| What you will do |
In the data below, locate each line with the word "true" and list it.

○ ○ ○ ○ ○ ○ ○

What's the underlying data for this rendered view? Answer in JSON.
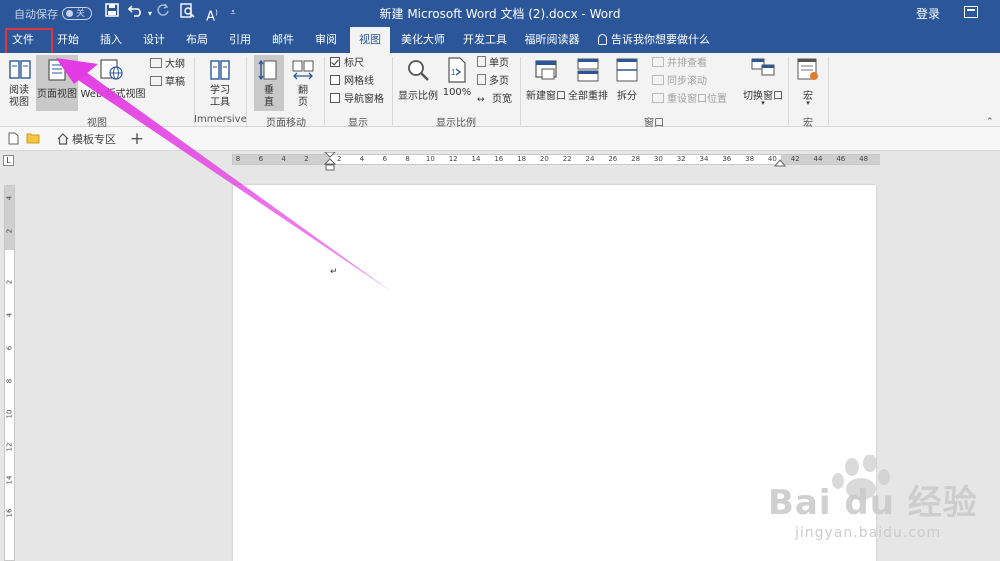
{
  "title_bar": {
    "autosave_label": "自动保存",
    "autosave_state": "关",
    "document_title": "新建 Microsoft Word 文档 (2).docx  -  Word",
    "login_label": "登录",
    "quick_access": [
      "save-icon",
      "undo-icon",
      "redo-icon",
      "print-preview-icon",
      "read-aloud-icon",
      "customize-icon"
    ]
  },
  "tabs": [
    {
      "label": "文件",
      "active": false,
      "highlighted": true
    },
    {
      "label": "开始",
      "active": false
    },
    {
      "label": "插入",
      "active": false
    },
    {
      "label": "设计",
      "active": false
    },
    {
      "label": "布局",
      "active": false
    },
    {
      "label": "引用",
      "active": false
    },
    {
      "label": "邮件",
      "active": false
    },
    {
      "label": "审阅",
      "active": false
    },
    {
      "label": "视图",
      "active": true
    },
    {
      "label": "美化大师",
      "active": false
    },
    {
      "label": "开发工具",
      "active": false
    },
    {
      "label": "福昕阅读器",
      "active": false
    }
  ],
  "tell_me": "告诉我你想要做什么",
  "ribbon": {
    "views": {
      "label": "视图",
      "read_mode": "阅读\n视图",
      "print_layout": "页面视图",
      "web_layout": "Web 版式视图",
      "outline": "大纲",
      "draft": "草稿"
    },
    "immersive": {
      "label": "Immersive",
      "learning_tools": "学习\n工具"
    },
    "page_movement": {
      "label": "页面移动",
      "vertical": "垂\n直",
      "side_to_side": "翻\n页"
    },
    "show": {
      "label": "显示",
      "ruler": {
        "label": "标尺",
        "checked": true
      },
      "gridlines": {
        "label": "网格线",
        "checked": false
      },
      "nav_pane": {
        "label": "导航窗格",
        "checked": false
      }
    },
    "zoom": {
      "label": "显示比例",
      "zoom": "显示比例",
      "hundred": "100%",
      "one_page": "单页",
      "multi_page": "多页",
      "page_width": "页宽"
    },
    "window": {
      "label": "窗口",
      "new_window": "新建窗口",
      "arrange_all": "全部重排",
      "split": "拆分",
      "side_by_side": "并排查看",
      "sync_scroll": "同步滚动",
      "reset_position": "重设窗口位置",
      "switch_windows": "切换窗口"
    },
    "macros": {
      "label": "宏",
      "macros": "宏"
    }
  },
  "doc_tabs": {
    "template_zone": "模板专区",
    "add": "+"
  },
  "ruler": {
    "h_ticks": [
      "8",
      "6",
      "4",
      "2",
      "2",
      "4",
      "6",
      "8",
      "10",
      "12",
      "14",
      "16",
      "18",
      "20",
      "22",
      "24",
      "26",
      "28",
      "30",
      "32",
      "34",
      "36",
      "38",
      "40",
      "42",
      "44",
      "46",
      "48"
    ],
    "v_ticks": [
      "4",
      "2",
      "2",
      "4",
      "6",
      "8",
      "10",
      "12",
      "14",
      "16"
    ],
    "corner": "L"
  },
  "watermark": {
    "text": "Bai du 经验",
    "sub": "jingyan.baidu.com"
  },
  "colors": {
    "title_blue": "#2b579a",
    "highlight_red": "#e0353c",
    "arrow_magenta": "#e33be3"
  }
}
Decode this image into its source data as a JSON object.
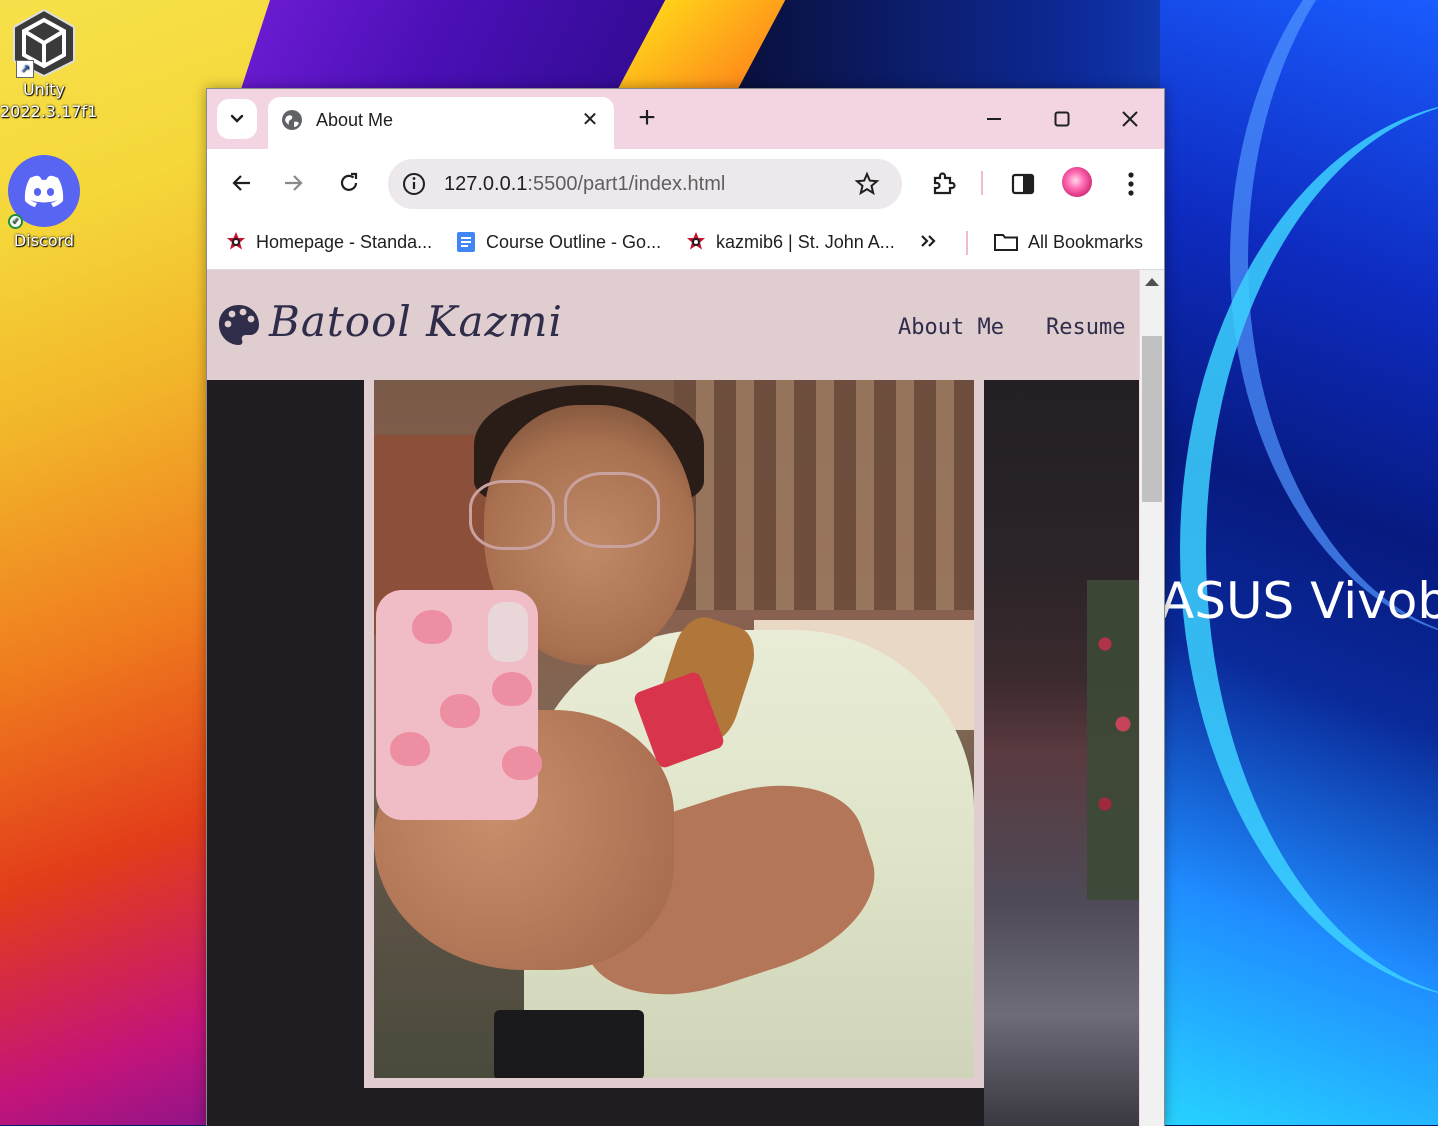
{
  "desktop": {
    "icons": [
      {
        "label_line1": "Unity",
        "label_line2": "2022.3.17f1",
        "icon": "unity-icon"
      },
      {
        "label_line1": "Discord",
        "icon": "discord-icon"
      }
    ],
    "wallpaper_text": "ASUS Vivobo"
  },
  "browser": {
    "tab": {
      "title": "About Me",
      "favicon": "globe-icon"
    },
    "window_controls": [
      "minimize-icon",
      "maximize-icon",
      "close-icon"
    ],
    "toolbar": {
      "url_host": "127.0.0.1",
      "url_rest": ":5500/part1/index.html"
    },
    "bookmarks": [
      {
        "label": "Homepage - Standa...",
        "icon": "sjac-crest-icon"
      },
      {
        "label": "Course Outline - Go...",
        "icon": "google-docs-icon"
      },
      {
        "label": "kazmib6 | St. John A...",
        "icon": "sjac-crest-icon"
      }
    ],
    "all_bookmarks_label": "All Bookmarks"
  },
  "page": {
    "brand": "Batool Kazmi",
    "nav": [
      {
        "label": "About Me"
      },
      {
        "label": "Resume"
      }
    ]
  },
  "colors": {
    "tab_strip": "#f3d4e2",
    "site_nav_bg": "#dfcdd0",
    "site_text": "#2f2d4a",
    "page_bg": "#1f1c22"
  }
}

○ ○ ○ ○ ○ ○ ○

| Result for this exercise |
      "highlighted": true
      "active": true
        "checked": true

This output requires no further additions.